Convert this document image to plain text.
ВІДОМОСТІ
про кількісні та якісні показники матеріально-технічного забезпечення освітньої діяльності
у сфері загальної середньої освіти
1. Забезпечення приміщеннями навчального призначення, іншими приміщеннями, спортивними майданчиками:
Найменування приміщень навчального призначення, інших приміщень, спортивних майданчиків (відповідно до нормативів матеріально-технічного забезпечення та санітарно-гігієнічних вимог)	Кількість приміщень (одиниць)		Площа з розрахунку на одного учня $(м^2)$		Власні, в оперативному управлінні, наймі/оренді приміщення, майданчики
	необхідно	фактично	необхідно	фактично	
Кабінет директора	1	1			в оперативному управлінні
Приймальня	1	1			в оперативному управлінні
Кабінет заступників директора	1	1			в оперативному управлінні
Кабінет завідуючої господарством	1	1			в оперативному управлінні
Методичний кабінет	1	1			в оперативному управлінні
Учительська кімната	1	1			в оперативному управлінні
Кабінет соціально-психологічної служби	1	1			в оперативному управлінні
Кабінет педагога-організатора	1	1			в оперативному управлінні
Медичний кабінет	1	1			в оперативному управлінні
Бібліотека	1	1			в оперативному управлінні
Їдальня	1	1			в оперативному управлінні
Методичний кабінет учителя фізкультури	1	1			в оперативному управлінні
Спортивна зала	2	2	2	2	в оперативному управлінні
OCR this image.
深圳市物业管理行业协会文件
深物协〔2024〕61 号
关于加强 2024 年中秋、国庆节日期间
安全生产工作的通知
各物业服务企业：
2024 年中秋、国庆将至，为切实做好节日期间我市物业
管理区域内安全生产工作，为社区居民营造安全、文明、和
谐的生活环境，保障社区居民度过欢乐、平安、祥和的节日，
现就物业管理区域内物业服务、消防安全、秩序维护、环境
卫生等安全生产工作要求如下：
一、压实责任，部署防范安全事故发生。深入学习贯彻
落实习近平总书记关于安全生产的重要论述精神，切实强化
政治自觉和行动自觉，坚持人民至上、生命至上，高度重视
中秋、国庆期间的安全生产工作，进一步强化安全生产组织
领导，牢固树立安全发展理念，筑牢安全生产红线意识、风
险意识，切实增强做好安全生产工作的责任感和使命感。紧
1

What you have to do: Each line of the material above must be retyped precisely.

Expected output:
Convert this document image to plain text.
ВІДОМОСТІ
про кількісні та якісні показники матеріально-технічного забезпечення освітньої діяльності
у сфері загальної середньої освіти
1. Забезпечення приміщеннями навчального призначення, іншими приміщеннями, спортивними майданчиками:
Найменування приміщень навчального призначення, інших приміщень, спортивних майданчиків (відповідно до нормативів матеріально-технічного забезпечення та санітарно-гігієнічних вимог)	Кількість приміщень (одиниць)		Площа з розрахунку на одного учня $(м^2)$		Власні, в оперативному управлінні, наймі/оренді приміщення, майданчики
	необхідно	фактично	необхідно	фактично	
Кабінет директора	1	1			в оперативному управлінні
Приймальня	1	1			в оперативному управлінні
Кабінет заступників директора	1	1			в оперативному управлінні
Кабінет завідуючої господарством	1	1			в оперативному управлінні
Методичний кабінет	1	1			в оперативному управлінні
Учительська кімната	1	1			в оперативному управлінні
Кабінет соціально-психологічної служби	1	1			в оперативному управлінні
Кабінет педагога-організатора	1	1			в оперативному управлінні
Медичний кабінет	1	1			в оперативному управлінні
Бібліотека	1	1			в оперативному управлінні
Їдальня	1	1			в оперативному управлінні
Методичний кабінет учителя фізкультури	1	1			в оперативному управлінні
Спортивна зала	2	2	2	2	в оперативному управлінні
OCR this image.
深圳市物业管理行业协会文件
深物协〔2024〕61 号
关于加强 2024 年中秋、国庆节日期间
安全生产工作的通知
各物业服务企业：
2024 年中秋、国庆将至，为切实做好节日期间我市物业
管理区域内安全生产工作，为社区居民营造安全、文明、和
谐的生活环境，保障社区居民度过欢乐、平安、祥和的节日，
现就物业管理区域内物业服务、消防安全、秩序维护、环境
卫生等安全生产工作要求如下：
一、压实责任，部署防范安全事故发生。深入学习贯彻
落实习近平总书记关于安全生产的重要论述精神，切实强化
政治自觉和行动自觉，坚持人民至上、生命至上，高度重视
中秋、国庆期间的安全生产工作，进一步强化安全生产组织
领导，牢固树立安全发展理念，筑牢安全生产红线意识、风
险意识，切实增强做好安全生产工作的责任感和使命感。紧
1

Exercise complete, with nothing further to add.